Task brief: Give every entry again, unchanged, and leave its images out.

Supplied entries:
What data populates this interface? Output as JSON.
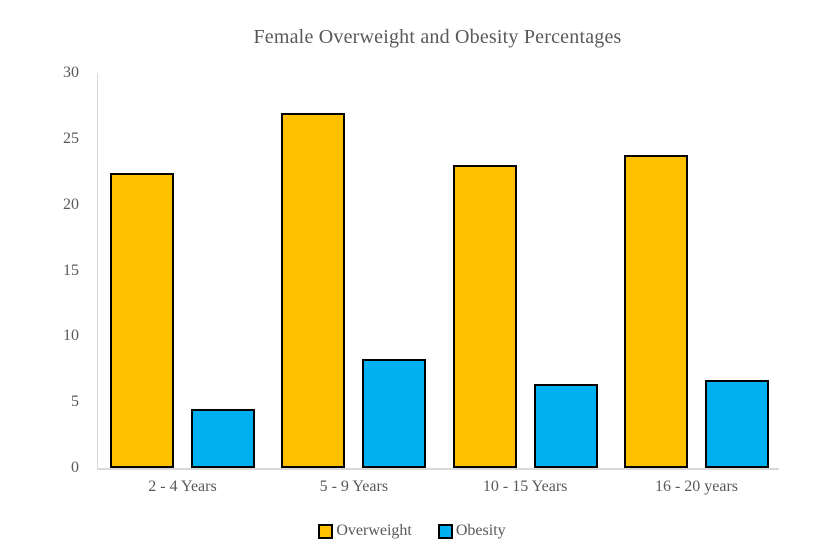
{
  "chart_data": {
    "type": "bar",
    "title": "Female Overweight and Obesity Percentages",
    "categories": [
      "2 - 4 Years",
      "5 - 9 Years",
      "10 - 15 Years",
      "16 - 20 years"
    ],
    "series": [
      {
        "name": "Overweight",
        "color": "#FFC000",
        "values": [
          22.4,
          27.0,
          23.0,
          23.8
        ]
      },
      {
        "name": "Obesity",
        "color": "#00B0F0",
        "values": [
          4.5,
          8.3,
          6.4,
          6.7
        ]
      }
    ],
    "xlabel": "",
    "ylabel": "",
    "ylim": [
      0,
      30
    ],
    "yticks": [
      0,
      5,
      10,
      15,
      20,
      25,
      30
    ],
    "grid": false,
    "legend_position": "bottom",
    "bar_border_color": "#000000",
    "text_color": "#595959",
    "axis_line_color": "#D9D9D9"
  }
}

Task response:
What data populates this interface? Output as JSON.
{
  "chart_data": {
    "type": "bar",
    "title": "Female Overweight and Obesity Percentages",
    "categories": [
      "2 - 4 Years",
      "5 - 9 Years",
      "10 - 15 Years",
      "16 - 20 years"
    ],
    "series": [
      {
        "name": "Overweight",
        "color": "#FFC000",
        "values": [
          22.4,
          27.0,
          23.0,
          23.8
        ]
      },
      {
        "name": "Obesity",
        "color": "#00B0F0",
        "values": [
          4.5,
          8.3,
          6.4,
          6.7
        ]
      }
    ],
    "xlabel": "",
    "ylabel": "",
    "ylim": [
      0,
      30
    ],
    "yticks": [
      0,
      5,
      10,
      15,
      20,
      25,
      30
    ],
    "grid": false,
    "legend_position": "bottom",
    "bar_border_color": "#000000",
    "text_color": "#595959",
    "axis_line_color": "#D9D9D9"
  }
}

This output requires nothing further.